_What the exercise asks_: Find the lines below that contain the string "United". Copy each one.

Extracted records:
◆ ◆ ◆ ◆ ◆

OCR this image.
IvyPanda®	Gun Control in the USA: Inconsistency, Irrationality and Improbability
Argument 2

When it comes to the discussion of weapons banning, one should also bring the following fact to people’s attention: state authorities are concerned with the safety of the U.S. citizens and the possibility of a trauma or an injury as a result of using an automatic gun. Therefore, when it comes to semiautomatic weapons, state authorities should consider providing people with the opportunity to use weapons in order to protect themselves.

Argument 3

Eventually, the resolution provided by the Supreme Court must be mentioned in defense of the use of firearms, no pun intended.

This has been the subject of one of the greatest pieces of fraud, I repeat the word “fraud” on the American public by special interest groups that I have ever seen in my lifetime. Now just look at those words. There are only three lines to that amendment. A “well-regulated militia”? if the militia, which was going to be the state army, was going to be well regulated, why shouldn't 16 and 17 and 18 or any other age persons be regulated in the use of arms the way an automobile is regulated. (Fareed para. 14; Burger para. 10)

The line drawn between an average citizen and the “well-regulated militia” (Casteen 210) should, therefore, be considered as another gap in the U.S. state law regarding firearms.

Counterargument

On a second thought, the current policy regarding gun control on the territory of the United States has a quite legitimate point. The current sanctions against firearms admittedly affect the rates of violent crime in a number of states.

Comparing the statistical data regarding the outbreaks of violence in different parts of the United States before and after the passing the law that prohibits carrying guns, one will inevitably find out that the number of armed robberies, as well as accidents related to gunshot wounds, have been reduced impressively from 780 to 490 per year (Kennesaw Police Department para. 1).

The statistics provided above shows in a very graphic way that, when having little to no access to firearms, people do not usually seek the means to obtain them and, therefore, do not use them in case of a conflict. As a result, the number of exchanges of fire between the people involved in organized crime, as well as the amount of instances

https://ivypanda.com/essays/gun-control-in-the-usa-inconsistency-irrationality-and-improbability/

◆ ◆ ◆ ◆ ◆

_Reply to the exercise_:
On a second thought, the current policy regarding gun control on the territory of the United States has a quite legitimate point. The current sanctions against firearms admittedly affect the rates of violent crime in a number of states.
Comparing the statistical data regarding the outbreaks of violence in different parts of the United States before and after the passing the law that prohibits carrying guns, one will inevitably find out that the number of armed robberies, as well as accidents related to gunshot wounds, have been reduced impressively from 780 to 490 per year (Kennesaw Police Department para. 1).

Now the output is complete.